══ DATASET RECORDS ══

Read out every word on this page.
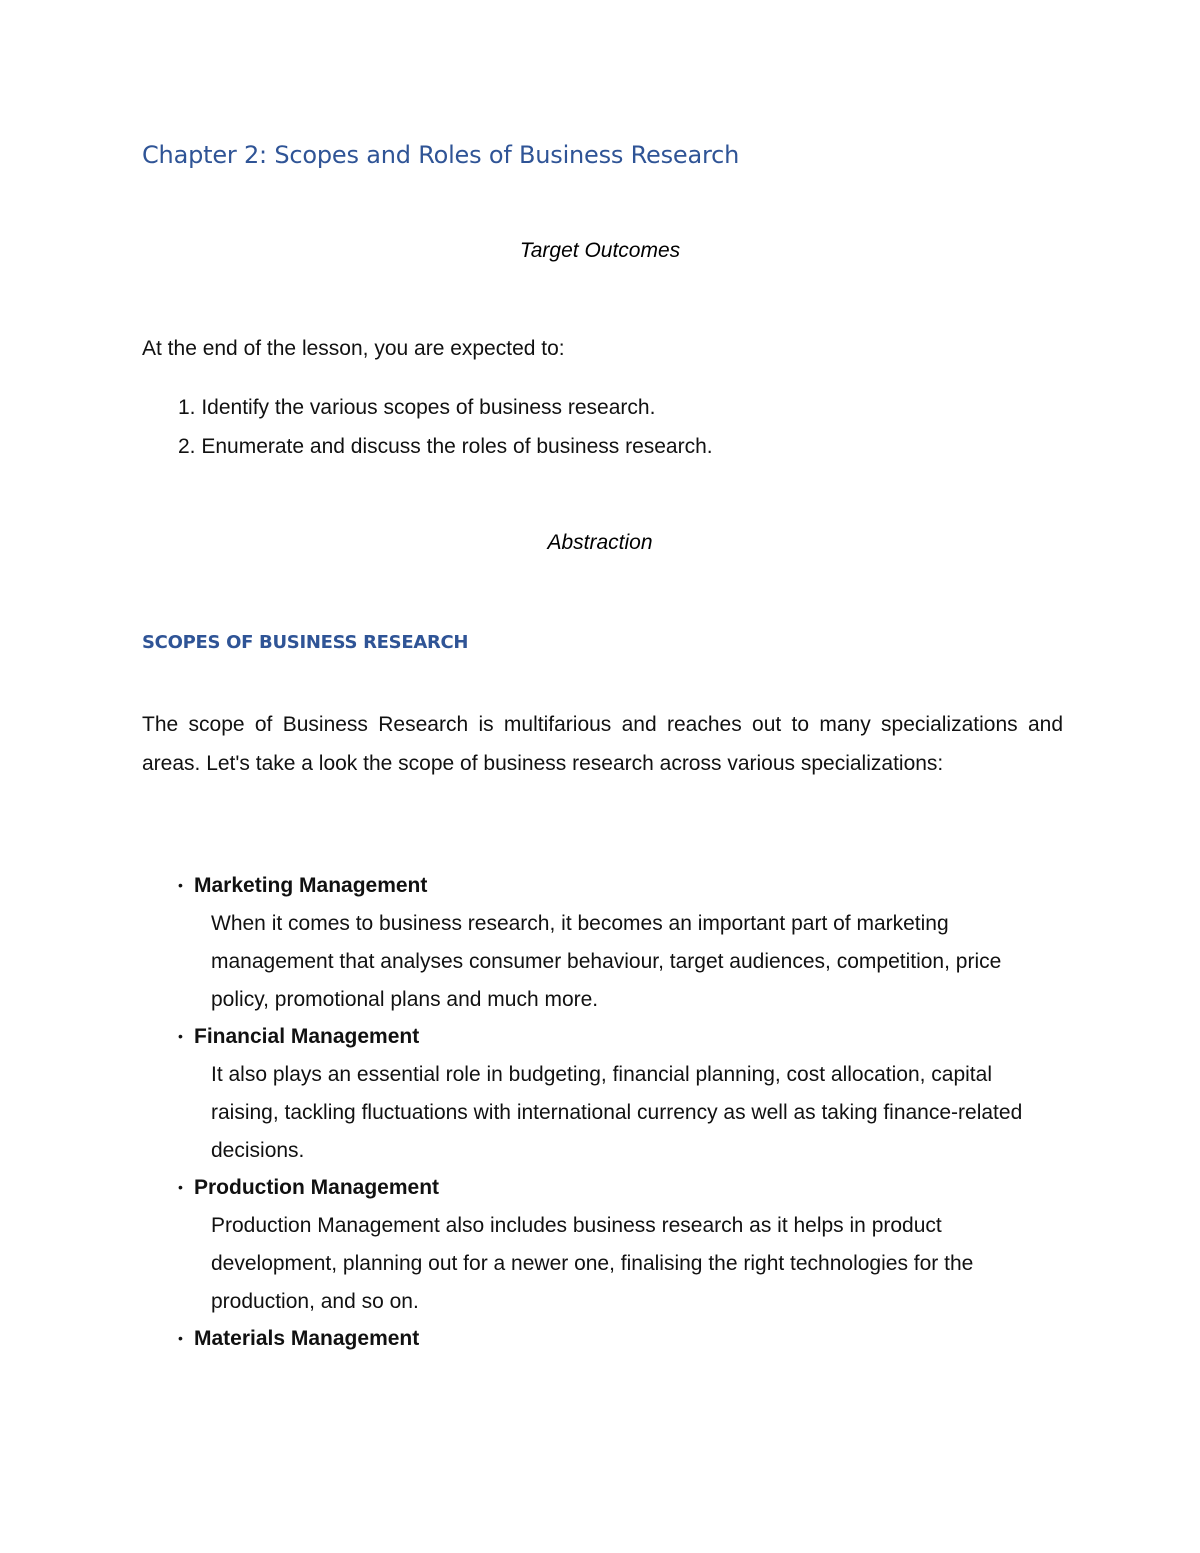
Chapter 2: Scopes and Roles of Business Research

Target Outcomes

At the end of the lesson, you are expected to:

1. Identify the various scopes of business research.
2. Enumerate and discuss the roles of business research.

Abstraction

SCOPES OF BUSINESS RESEARCH

The scope of Business Research is multifarious and reaches out to many specializations and areas. Let's take a look the scope of business research across various specializations:

• Marketing Management
When it comes to business research, it becomes an important part of marketing management that analyses consumer behaviour, target audiences, competition, price policy, promotional plans and much more.
• Financial Management
It also plays an essential role in budgeting, financial planning, cost allocation, capital raising, tackling fluctuations with international currency as well as taking finance-related decisions.
• Production Management
Production Management also includes business research as it helps in product development, planning out for a newer one, finalising the right technologies for the production, and so on.
• Materials Management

═══

Copy all of the entries verbatim, leaving out any pictures they contain.

Read out every word on this page.
Chapter 2: Scopes and Roles of Business Research

Target Outcomes

At the end of the lesson, you are expected to:

1. Identify the various scopes of business research.
2. Enumerate and discuss the roles of business research.

Abstraction

SCOPES OF BUSINESS RESEARCH

The scope of Business Research is multifarious and reaches out to many specializations and areas. Let's take a look the scope of business research across various specializations:

• Marketing Management
When it comes to business research, it becomes an important part of marketing management that analyses consumer behaviour, target audiences, competition, price policy, promotional plans and much more.
• Financial Management
It also plays an essential role in budgeting, financial planning, cost allocation, capital raising, tackling fluctuations with international currency as well as taking finance-related decisions.
• Production Management
Production Management also includes business research as it helps in product development, planning out for a newer one, finalising the right technologies for the production, and so on.
• Materials Management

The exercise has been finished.